(Task data)

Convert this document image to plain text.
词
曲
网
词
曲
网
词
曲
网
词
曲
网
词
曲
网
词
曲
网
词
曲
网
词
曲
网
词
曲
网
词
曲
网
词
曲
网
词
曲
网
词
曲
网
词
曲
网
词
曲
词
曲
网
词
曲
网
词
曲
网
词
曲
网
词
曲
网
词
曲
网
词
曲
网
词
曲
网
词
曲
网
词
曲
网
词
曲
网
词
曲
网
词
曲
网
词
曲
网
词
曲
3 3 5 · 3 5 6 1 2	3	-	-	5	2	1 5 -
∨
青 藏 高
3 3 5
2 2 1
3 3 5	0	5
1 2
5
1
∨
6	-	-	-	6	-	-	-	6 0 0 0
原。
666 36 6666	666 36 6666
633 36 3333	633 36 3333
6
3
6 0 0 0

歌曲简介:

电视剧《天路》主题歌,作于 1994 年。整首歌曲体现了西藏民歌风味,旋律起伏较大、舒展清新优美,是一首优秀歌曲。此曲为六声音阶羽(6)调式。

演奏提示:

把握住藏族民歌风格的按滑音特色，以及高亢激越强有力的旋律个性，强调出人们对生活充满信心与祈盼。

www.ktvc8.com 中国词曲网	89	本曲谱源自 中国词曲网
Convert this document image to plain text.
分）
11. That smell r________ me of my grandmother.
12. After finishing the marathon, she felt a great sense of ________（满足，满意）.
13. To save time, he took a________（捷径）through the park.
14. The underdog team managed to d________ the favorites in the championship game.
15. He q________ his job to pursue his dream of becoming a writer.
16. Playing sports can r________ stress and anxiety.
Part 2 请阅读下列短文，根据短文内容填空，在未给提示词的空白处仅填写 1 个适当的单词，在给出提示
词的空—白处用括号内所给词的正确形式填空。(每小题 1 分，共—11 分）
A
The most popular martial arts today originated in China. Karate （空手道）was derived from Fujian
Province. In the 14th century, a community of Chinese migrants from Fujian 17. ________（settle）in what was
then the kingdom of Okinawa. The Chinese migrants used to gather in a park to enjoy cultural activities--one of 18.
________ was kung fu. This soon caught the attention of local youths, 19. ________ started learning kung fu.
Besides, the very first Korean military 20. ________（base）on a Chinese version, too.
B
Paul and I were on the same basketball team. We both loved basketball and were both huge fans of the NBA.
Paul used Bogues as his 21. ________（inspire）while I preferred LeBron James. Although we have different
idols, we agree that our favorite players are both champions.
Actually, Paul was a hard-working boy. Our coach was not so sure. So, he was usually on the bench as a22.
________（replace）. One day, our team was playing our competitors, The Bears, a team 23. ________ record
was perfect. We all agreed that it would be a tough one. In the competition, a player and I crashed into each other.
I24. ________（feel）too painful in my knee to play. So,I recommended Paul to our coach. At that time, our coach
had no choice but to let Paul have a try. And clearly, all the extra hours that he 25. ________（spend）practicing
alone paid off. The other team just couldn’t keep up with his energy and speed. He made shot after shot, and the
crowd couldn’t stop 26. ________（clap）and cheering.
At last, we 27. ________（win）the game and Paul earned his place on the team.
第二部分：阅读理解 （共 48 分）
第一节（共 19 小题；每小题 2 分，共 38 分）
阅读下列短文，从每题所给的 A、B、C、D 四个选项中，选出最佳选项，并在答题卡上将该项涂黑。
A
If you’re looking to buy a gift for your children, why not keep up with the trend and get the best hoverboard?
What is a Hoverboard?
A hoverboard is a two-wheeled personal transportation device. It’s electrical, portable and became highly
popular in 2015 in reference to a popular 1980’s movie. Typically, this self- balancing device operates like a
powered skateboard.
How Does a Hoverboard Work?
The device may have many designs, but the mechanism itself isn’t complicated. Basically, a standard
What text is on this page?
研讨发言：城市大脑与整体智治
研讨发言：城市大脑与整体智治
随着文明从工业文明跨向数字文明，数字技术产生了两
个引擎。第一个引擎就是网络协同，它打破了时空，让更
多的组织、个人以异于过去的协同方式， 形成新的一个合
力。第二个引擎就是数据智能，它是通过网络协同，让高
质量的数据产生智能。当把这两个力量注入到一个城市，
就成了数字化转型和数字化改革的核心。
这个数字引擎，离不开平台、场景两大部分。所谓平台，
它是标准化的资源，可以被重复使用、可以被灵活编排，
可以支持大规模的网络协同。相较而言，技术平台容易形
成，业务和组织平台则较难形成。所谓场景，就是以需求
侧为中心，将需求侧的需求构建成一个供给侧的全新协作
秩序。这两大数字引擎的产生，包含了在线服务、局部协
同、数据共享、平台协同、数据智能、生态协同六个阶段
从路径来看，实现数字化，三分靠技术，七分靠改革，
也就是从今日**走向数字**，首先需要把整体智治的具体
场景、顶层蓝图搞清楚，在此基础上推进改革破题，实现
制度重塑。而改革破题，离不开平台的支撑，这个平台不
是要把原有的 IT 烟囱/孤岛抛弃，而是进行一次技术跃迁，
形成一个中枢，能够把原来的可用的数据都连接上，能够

(Short task) Retype the listing above in full, with no alterations.

(The completed task)
Convert this document image to plain text.
词
曲
网
词
曲
网
词
曲
网
词
曲
网
词
曲
网
词
曲
网
词
曲
网
词
曲
网
词
曲
网
词
曲
网
词
曲
网
词
曲
网
词
曲
网
词
曲
网
词
曲
词
曲
网
词
曲
网
词
曲
网
词
曲
网
词
曲
网
词
曲
网
词
曲
网
词
曲
网
词
曲
网
词
曲
网
词
曲
网
词
曲
网
词
曲
网
词
曲
网
词
曲
3 3 5 · 3 5 6 1 2	3	-	-	5	2	1 5 -
∨
青 藏 高
3 3 5
2 2 1
3 3 5	0	5
1 2
5
1
∨
6	-	-	-	6	-	-	-	6 0 0 0
原。
666 36 6666	666 36 6666
633 36 3333	633 36 3333
6
3
6 0 0 0

歌曲简介:

电视剧《天路》主题歌,作于 1994 年。整首歌曲体现了西藏民歌风味,旋律起伏较大、舒展清新优美,是一首优秀歌曲。此曲为六声音阶羽(6)调式。

演奏提示:

把握住藏族民歌风格的按滑音特色，以及高亢激越强有力的旋律个性，强调出人们对生活充满信心与祈盼。

www.ktvc8.com 中国词曲网	89	本曲谱源自 中国词曲网
Convert this document image to plain text.
分）
11. That smell r________ me of my grandmother.
12. After finishing the marathon, she felt a great sense of ________（满足，满意）.
13. To save time, he took a________（捷径）through the park.
14. The underdog team managed to d________ the favorites in the championship game.
15. He q________ his job to pursue his dream of becoming a writer.
16. Playing sports can r________ stress and anxiety.
Part 2 请阅读下列短文，根据短文内容填空，在未给提示词的空白处仅填写 1 个适当的单词，在给出提示
词的空—白处用括号内所给词的正确形式填空。(每小题 1 分，共—11 分）
A
The most popular martial arts today originated in China. Karate （空手道）was derived from Fujian
Province. In the 14th century, a community of Chinese migrants from Fujian 17. ________（settle）in what was
then the kingdom of Okinawa. The Chinese migrants used to gather in a park to enjoy cultural activities--one of 18.
________ was kung fu. This soon caught the attention of local youths, 19. ________ started learning kung fu.
Besides, the very first Korean military 20. ________（base）on a Chinese version, too.
B
Paul and I were on the same basketball team. We both loved basketball and were both huge fans of the NBA.
Paul used Bogues as his 21. ________（inspire）while I preferred LeBron James. Although we have different
idols, we agree that our favorite players are both champions.
Actually, Paul was a hard-working boy. Our coach was not so sure. So, he was usually on the bench as a22.
________（replace）. One day, our team was playing our competitors, The Bears, a team 23. ________ record
was perfect. We all agreed that it would be a tough one. In the competition, a player and I crashed into each other.
I24. ________（feel）too painful in my knee to play. So,I recommended Paul to our coach. At that time, our coach
had no choice but to let Paul have a try. And clearly, all the extra hours that he 25. ________（spend）practicing
alone paid off. The other team just couldn’t keep up with his energy and speed. He made shot after shot, and the
crowd couldn’t stop 26. ________（clap）and cheering.
At last, we 27. ________（win）the game and Paul earned his place on the team.
第二部分：阅读理解 （共 48 分）
第一节（共 19 小题；每小题 2 分，共 38 分）
阅读下列短文，从每题所给的 A、B、C、D 四个选项中，选出最佳选项，并在答题卡上将该项涂黑。
A
If you’re looking to buy a gift for your children, why not keep up with the trend and get the best hoverboard?
What is a Hoverboard?
A hoverboard is a two-wheeled personal transportation device. It’s electrical, portable and became highly
popular in 2015 in reference to a popular 1980’s movie. Typically, this self- balancing device operates like a
powered skateboard.
How Does a Hoverboard Work?
The device may have many designs, but the mechanism itself isn’t complicated. Basically, a standard
What text is on this page?
研讨发言：城市大脑与整体智治
研讨发言：城市大脑与整体智治
随着文明从工业文明跨向数字文明，数字技术产生了两
个引擎。第一个引擎就是网络协同，它打破了时空，让更
多的组织、个人以异于过去的协同方式， 形成新的一个合
力。第二个引擎就是数据智能，它是通过网络协同，让高
质量的数据产生智能。当把这两个力量注入到一个城市，
就成了数字化转型和数字化改革的核心。
这个数字引擎，离不开平台、场景两大部分。所谓平台，
它是标准化的资源，可以被重复使用、可以被灵活编排，
可以支持大规模的网络协同。相较而言，技术平台容易形
成，业务和组织平台则较难形成。所谓场景，就是以需求
侧为中心，将需求侧的需求构建成一个供给侧的全新协作
秩序。这两大数字引擎的产生，包含了在线服务、局部协
同、数据共享、平台协同、数据智能、生态协同六个阶段
从路径来看，实现数字化，三分靠技术，七分靠改革，
也就是从今日**走向数字**，首先需要把整体智治的具体
场景、顶层蓝图搞清楚，在此基础上推进改革破题，实现
制度重塑。而改革破题，离不开平台的支撑，这个平台不
是要把原有的 IT 烟囱/孤岛抛弃，而是进行一次技术跃迁，
形成一个中枢，能够把原来的可用的数据都连接上，能够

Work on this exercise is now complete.